Stated goal:
Will you write out the data exactly, excluding every picture?
--- BEGIN ---
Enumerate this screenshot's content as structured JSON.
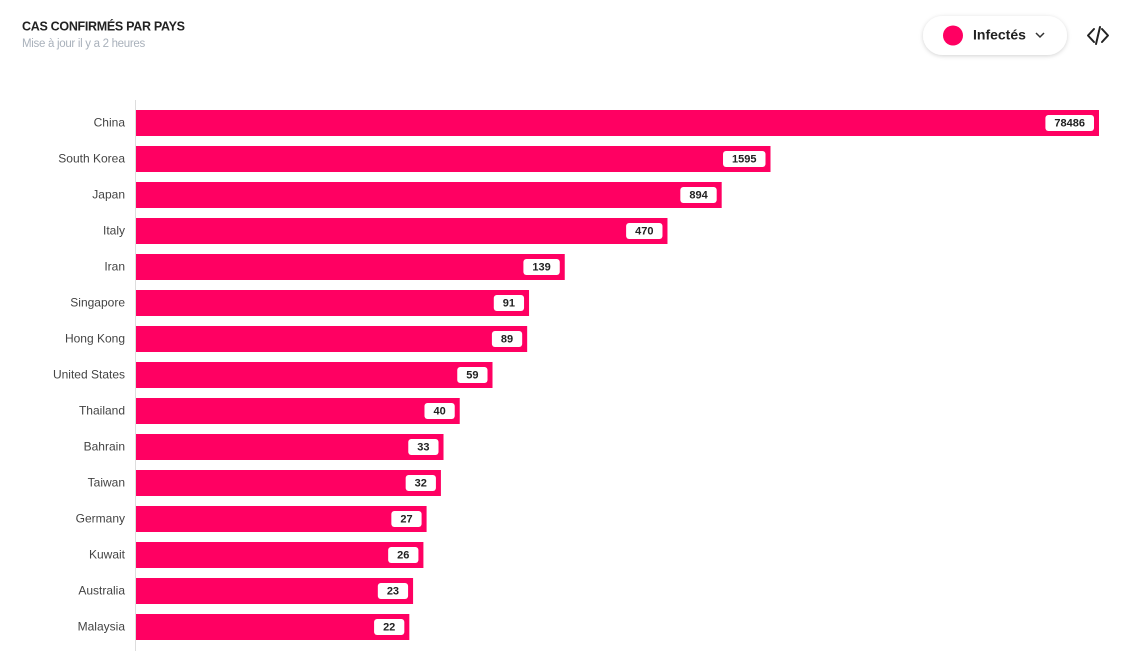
{
  "chart_data": {
    "type": "bar",
    "orientation": "horizontal",
    "title": "CAS CONFIRMÉS PAR PAYS",
    "subtitle": "Mise à jour il y a 2 heures",
    "categories": [
      "China",
      "South Korea",
      "Japan",
      "Italy",
      "Iran",
      "Singapore",
      "Hong Kong",
      "United States",
      "Thailand",
      "Bahrain",
      "Taiwan",
      "Germany",
      "Kuwait",
      "Australia",
      "Malaysia"
    ],
    "series": [
      {
        "name": "Infectés",
        "color": "#ff0062",
        "values": [
          78486,
          1595,
          894,
          470,
          139,
          91,
          89,
          59,
          40,
          33,
          32,
          27,
          26,
          23,
          22
        ]
      }
    ],
    "log_scale": true,
    "xlim": [
      0.85,
      78486
    ]
  }
}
--- END ---
Exercise solution:
Enumerate this screenshot's content as structured JSON.
{
  "chart_data": {
    "type": "bar",
    "orientation": "horizontal",
    "title": "CAS CONFIRMÉS PAR PAYS",
    "subtitle": "Mise à jour il y a 2 heures",
    "categories": [
      "China",
      "South Korea",
      "Japan",
      "Italy",
      "Iran",
      "Singapore",
      "Hong Kong",
      "United States",
      "Thailand",
      "Bahrain",
      "Taiwan",
      "Germany",
      "Kuwait",
      "Australia",
      "Malaysia"
    ],
    "series": [
      {
        "name": "Infectés",
        "color": "#ff0062",
        "values": [
          78486,
          1595,
          894,
          470,
          139,
          91,
          89,
          59,
          40,
          33,
          32,
          27,
          26,
          23,
          22
        ]
      }
    ],
    "log_scale": true,
    "xlim": [
      0.85,
      78486
    ]
  }
}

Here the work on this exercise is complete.